WHAT TO PRODUCE
Reproduce all of the data below without alteration; exclude every picture.

==============================

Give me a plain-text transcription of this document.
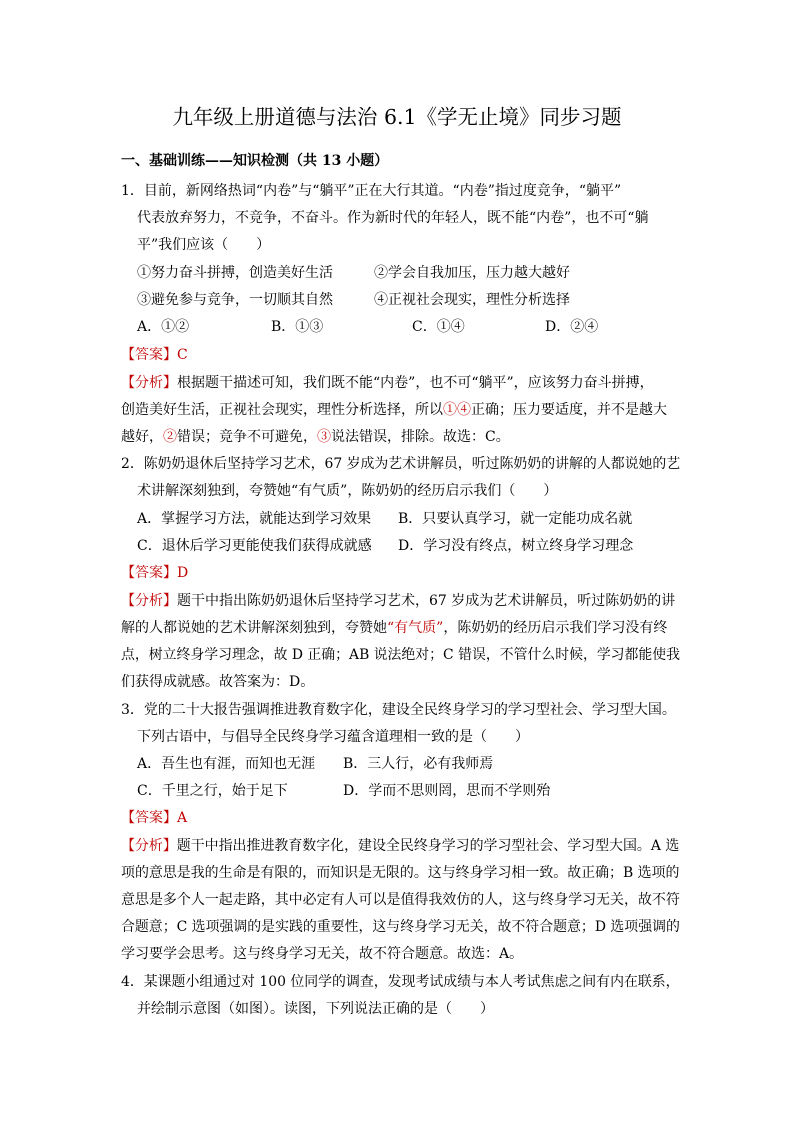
九年级上册道德与法治 6.1《学无止境》同步习题
一、基础训练——知识检测（共 13 小题）
1．目前，新网络热词“内卷”与“躺平”正在大行其道。“内卷”指过度竞争，“躺平”
代表放弃努力，不竞争，不奋斗。作为新时代的年轻人，既不能“内卷”，也不可“躺
平”我们应该（　　）
①努力奋斗拼搏，创造美好生活	②学会自我加压，压力越大越好
③避免参与竞争，一切顺其自然	④正视社会现实，理性分析选择
A．①②	B．①③	C．①④	D．②④
【答案】C
【分析】根据题干描述可知，我们既不能“内卷”，也不可“躺平”，应该努力奋斗拼搏，
创造美好生活，正视社会现实，理性分析选择，所以①④正确；压力要适度，并不是越大
越好，②错误；竞争不可避免，③说法错误，排除。故选：C。
2．陈奶奶退休后坚持学习艺术，67 岁成为艺术讲解员，听过陈奶奶的讲解的人都说她的艺
术讲解深刻独到，夸赞她“有气质”，陈奶奶的经历启示我们（　　）
A．掌握学习方法，就能达到学习效果 B．只要认真学习，就一定能功成名就
C．退休后学习更能使我们获得成就感 D．学习没有终点，树立终身学习理念
【答案】D
【分析】题干中指出陈奶奶退休后坚持学习艺术，67 岁成为艺术讲解员，听过陈奶奶的讲
解的人都说她的艺术讲解深刻独到，夸赞她“有气质”，陈奶奶的经历启示我们学习没有终
点，树立终身学习理念，故 D 正确；AB 说法绝对；C 错误，不管什么时候，学习都能使我
们获得成就感。故答案为：D。
3．党的二十大报告强调推进教育数字化，建设全民终身学习的学习型社会、学习型大国。
下列古语中，与倡导全民终身学习蕴含道理相一致的是（　　）
A．吾生也有涯，而知也无涯 B．三人行，必有我师焉
C．千里之行，始于足下	D．学而不思则罔，思而不学则殆
【答案】A
【分析】题干中指出推进教育数字化，建设全民终身学习的学习型社会、学习型大国。A 选
项的意思是我的生命是有限的，而知识是无限的。这与终身学习相一致。故正确；B 选项的
意思是多个人一起走路，其中必定有人可以是值得我效仿的人，这与终身学习无关，故不符
合题意；C 选项强调的是实践的重要性，这与终身学习无关，故不符合题意；D 选项强调的
学习要学会思考。这与终身学习无关，故不符合题意。故选：A。
4．某课题小组通过对 100 位同学的调查，发现考试成绩与本人考试焦虑之间有内在联系，
并绘制示意图（如图）。读图，下列说法正确的是（　　）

==============================

EXERCISE ANSWER
Give me a plain-text transcription of this document.
九年级上册道德与法治 6.1《学无止境》同步习题
一、基础训练——知识检测（共 13 小题）
1．目前，新网络热词“内卷”与“躺平”正在大行其道。“内卷”指过度竞争，“躺平”
代表放弃努力，不竞争，不奋斗。作为新时代的年轻人，既不能“内卷”，也不可“躺
平”我们应该（　　）
①努力奋斗拼搏，创造美好生活	②学会自我加压，压力越大越好
③避免参与竞争，一切顺其自然	④正视社会现实，理性分析选择
A．①②	B．①③	C．①④	D．②④
【答案】C
【分析】根据题干描述可知，我们既不能“内卷”，也不可“躺平”，应该努力奋斗拼搏，
创造美好生活，正视社会现实，理性分析选择，所以①④正确；压力要适度，并不是越大
越好，②错误；竞争不可避免，③说法错误，排除。故选：C。
2．陈奶奶退休后坚持学习艺术，67 岁成为艺术讲解员，听过陈奶奶的讲解的人都说她的艺
术讲解深刻独到，夸赞她“有气质”，陈奶奶的经历启示我们（　　）
A．掌握学习方法，就能达到学习效果 B．只要认真学习，就一定能功成名就
C．退休后学习更能使我们获得成就感 D．学习没有终点，树立终身学习理念
【答案】D
【分析】题干中指出陈奶奶退休后坚持学习艺术，67 岁成为艺术讲解员，听过陈奶奶的讲
解的人都说她的艺术讲解深刻独到，夸赞她“有气质”，陈奶奶的经历启示我们学习没有终
点，树立终身学习理念，故 D 正确；AB 说法绝对；C 错误，不管什么时候，学习都能使我
们获得成就感。故答案为：D。
3．党的二十大报告强调推进教育数字化，建设全民终身学习的学习型社会、学习型大国。
下列古语中，与倡导全民终身学习蕴含道理相一致的是（　　）
A．吾生也有涯，而知也无涯 B．三人行，必有我师焉
C．千里之行，始于足下	D．学而不思则罔，思而不学则殆
【答案】A
【分析】题干中指出推进教育数字化，建设全民终身学习的学习型社会、学习型大国。A 选
项的意思是我的生命是有限的，而知识是无限的。这与终身学习相一致。故正确；B 选项的
意思是多个人一起走路，其中必定有人可以是值得我效仿的人，这与终身学习无关，故不符
合题意；C 选项强调的是实践的重要性，这与终身学习无关，故不符合题意；D 选项强调的
学习要学会思考。这与终身学习无关，故不符合题意。故选：A。
4．某课题小组通过对 100 位同学的调查，发现考试成绩与本人考试焦虑之间有内在联系，
并绘制示意图（如图）。读图，下列说法正确的是（　　）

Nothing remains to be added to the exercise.